= DATA SUPPLIED =
- - - - -
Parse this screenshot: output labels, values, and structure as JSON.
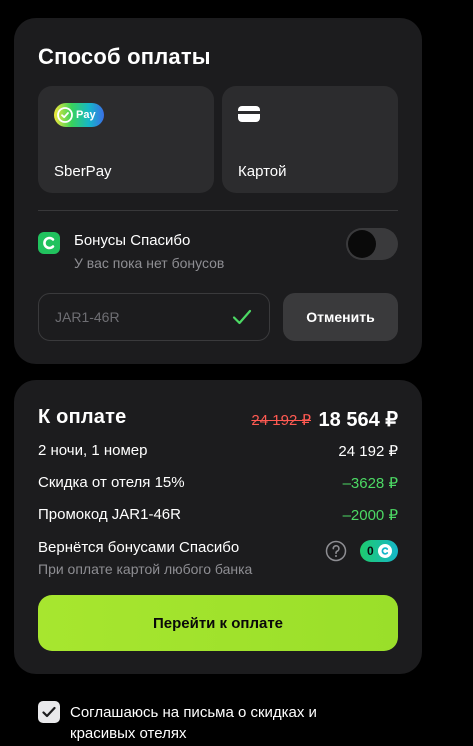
{
  "payment": {
    "title": "Способ оплаты",
    "methods": [
      {
        "label": "SberPay",
        "icon": "sberpay-logo",
        "badge_text": "Pay"
      },
      {
        "label": "Картой",
        "icon": "credit-card-icon"
      }
    ],
    "bonus": {
      "title": "Бонусы Спасибо",
      "subtitle": "У вас пока нет бонусов",
      "toggle_on": false
    },
    "promo": {
      "value": "JAR1-46R",
      "applied": true,
      "cancel_label": "Отменить"
    }
  },
  "summary": {
    "title": "К оплате",
    "old_total": "24 192 ₽",
    "total": "18 564 ₽",
    "rows": [
      {
        "label": "2 ночи, 1 номер",
        "value": "24 192 ₽"
      },
      {
        "label": "Скидка от отеля 15%",
        "value": "–3628 ₽"
      },
      {
        "label": "Промокод JAR1-46R",
        "value": "–2000 ₽"
      }
    ],
    "cashback": {
      "label": "Вернётся бонусами Спасибо",
      "note": "При оплате картой любого банка",
      "amount": "0"
    },
    "cta_label": "Перейти к оплате"
  },
  "consent": {
    "checked": true,
    "text": "Соглашаюсь на письма о скидках и красивых отелях"
  },
  "colors": {
    "accent": "#a6e22e",
    "discount": "#4cd964",
    "old_price": "#ff5a52",
    "card_bg": "#1c1c1e"
  }
}
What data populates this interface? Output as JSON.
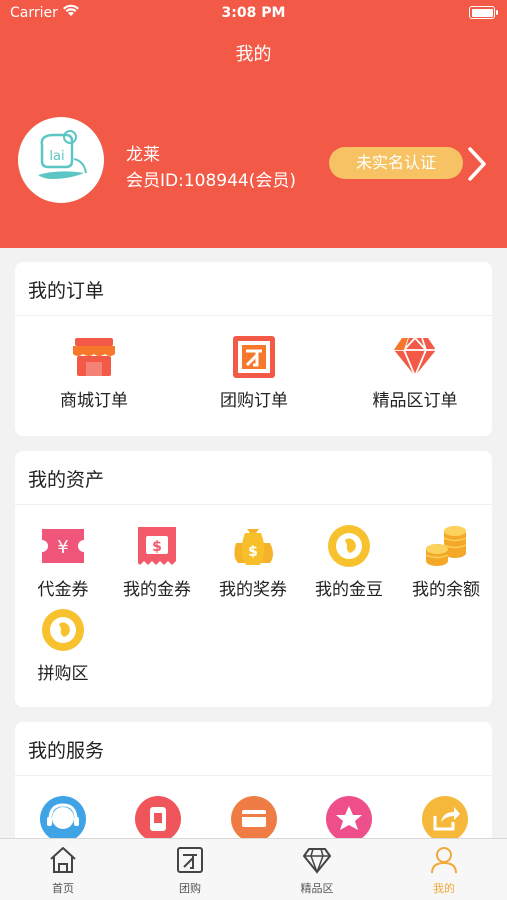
{
  "status_bar": {
    "carrier": "Carrier",
    "time": "3:08 PM"
  },
  "header": {
    "title": "我的"
  },
  "user": {
    "name": "龙莱",
    "member_id": "会员ID:108944(会员)",
    "verify_label": "未实名认证",
    "avatar_text": "lai"
  },
  "orders": {
    "title": "我的订单",
    "items": [
      {
        "label": "商城订单",
        "icon": "shop-icon"
      },
      {
        "label": "团购订单",
        "icon": "group-buy-icon"
      },
      {
        "label": "精品区订单",
        "icon": "diamond-icon"
      }
    ]
  },
  "assets": {
    "title": "我的资产",
    "items": [
      {
        "label": "代金券",
        "icon": "voucher-icon"
      },
      {
        "label": "我的金券",
        "icon": "gold-ticket-icon"
      },
      {
        "label": "我的奖券",
        "icon": "money-bags-icon"
      },
      {
        "label": "我的金豆",
        "icon": "gold-bean-icon"
      },
      {
        "label": "我的余额",
        "icon": "coins-icon"
      },
      {
        "label": "拼购区",
        "icon": "group-purchase-icon"
      }
    ]
  },
  "services": {
    "title": "我的服务",
    "items": [
      {
        "icon": "customer-service-icon"
      },
      {
        "icon": "phone-icon"
      },
      {
        "icon": "card-icon"
      },
      {
        "icon": "star-icon"
      },
      {
        "icon": "share-icon"
      }
    ]
  },
  "tabbar": {
    "items": [
      {
        "label": "首页",
        "icon": "home-icon"
      },
      {
        "label": "团购",
        "icon": "group-buy-tab-icon"
      },
      {
        "label": "精品区",
        "icon": "diamond-tab-icon"
      },
      {
        "label": "我的",
        "icon": "person-icon",
        "active": true
      }
    ]
  },
  "colors": {
    "header_bg": "#f25a47",
    "accent_orange": "#f0a93a",
    "verify_badge": "#f6c264"
  }
}
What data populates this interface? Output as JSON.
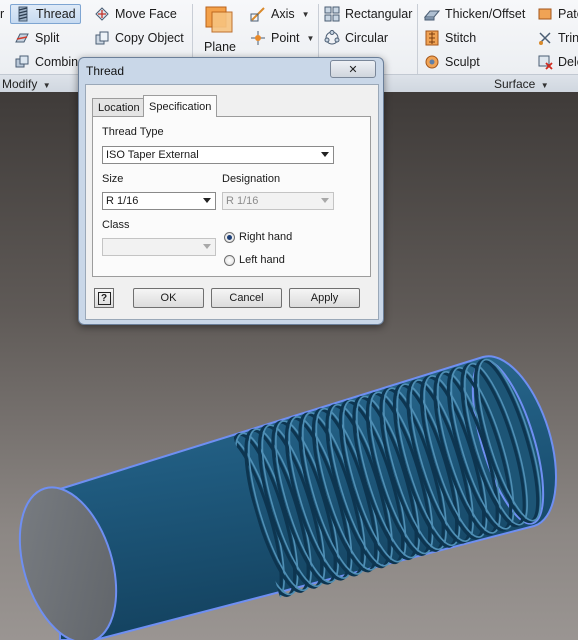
{
  "ribbon": {
    "col1": {
      "clipped_prefix": "r",
      "thread": "Thread",
      "split": "Split",
      "combine": "Combin"
    },
    "col2": {
      "move_face": "Move Face",
      "copy_object": "Copy Object"
    },
    "plane": "Plane",
    "col3": {
      "axis": "Axis",
      "point": "Point"
    },
    "col4": {
      "rectangular": "Rectangular",
      "circular": "Circular"
    },
    "col5": {
      "thicken_offset": "Thicken/Offset",
      "stitch": "Stitch",
      "sculpt": "Sculpt"
    },
    "col6": {
      "patch": "Pate",
      "trim": "Trin",
      "delete": "Dele"
    },
    "groups": {
      "modify": "Modify",
      "surface": "Surface"
    }
  },
  "dialog": {
    "title": "Thread",
    "close_glyph": "✕",
    "tabs": [
      "Location",
      "Specification"
    ],
    "selected_tab": "Specification",
    "thread_type_label": "Thread Type",
    "thread_type_value": "ISO Taper External",
    "size_label": "Size",
    "size_value": "R 1/16",
    "designation_label": "Designation",
    "designation_value": "R 1/16",
    "class_label": "Class",
    "class_value": "",
    "right_hand": "Right hand",
    "left_hand": "Left hand",
    "selected_hand": "right",
    "help_glyph": "?",
    "ok": "OK",
    "cancel": "Cancel",
    "apply": "Apply"
  },
  "colors": {
    "model_blue": "#1f5a7e",
    "highlight_edge": "#6f8ff2",
    "end_face": "#6d7175"
  }
}
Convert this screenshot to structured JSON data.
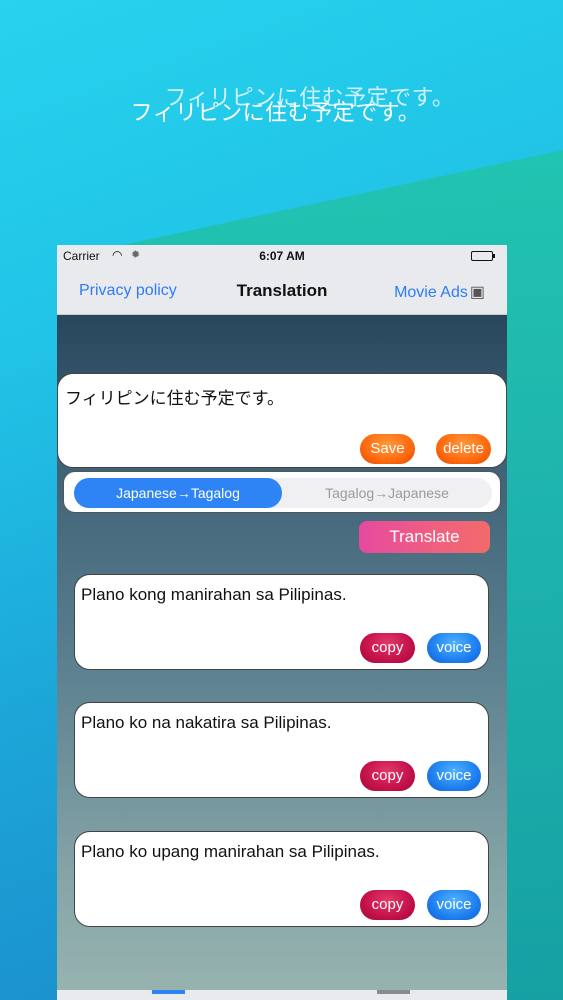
{
  "headline": "フィリピンに住む予定です。",
  "status_bar": {
    "carrier": "Carrier",
    "wifi_icon": "wifi-icon",
    "time": "6:07 AM",
    "battery_icon": "battery-icon"
  },
  "nav": {
    "left": "Privacy policy",
    "title": "Translation",
    "right": "Movie Ads",
    "right_icon": "video-camera-icon"
  },
  "input": {
    "text": "フィリピンに住む予定です。",
    "save_label": "Save",
    "delete_label": "delete"
  },
  "segment": {
    "options": [
      "Japanese→Tagalog",
      "Tagalog→Japanese"
    ],
    "selected": "Japanese→Tagalog"
  },
  "translate_label": "Translate",
  "results": [
    {
      "text": "Plano kong manirahan sa Pilipinas.",
      "copy_label": "copy",
      "voice_label": "voice"
    },
    {
      "text": "Plano ko na nakatira sa Pilipinas.",
      "copy_label": "copy",
      "voice_label": "voice"
    },
    {
      "text": "Plano ko upang manirahan sa Pilipinas.",
      "copy_label": "copy",
      "voice_label": "voice"
    }
  ],
  "colors": {
    "accent_blue": "#2f84f5",
    "save_orange": "#ff6a10",
    "copy_red": "#c4114a",
    "voice_blue": "#1f7ff0",
    "translate_pink": "#e64aa0"
  }
}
- - - - -
= TASK TO COMPLETE =
Copy out every line where the word "Спасибо" occurs.

= RESULT OF THIS EXERCISE =
      "title": "Бонусы Спасибо",
      "label": "Вернётся бонусами Спасибо",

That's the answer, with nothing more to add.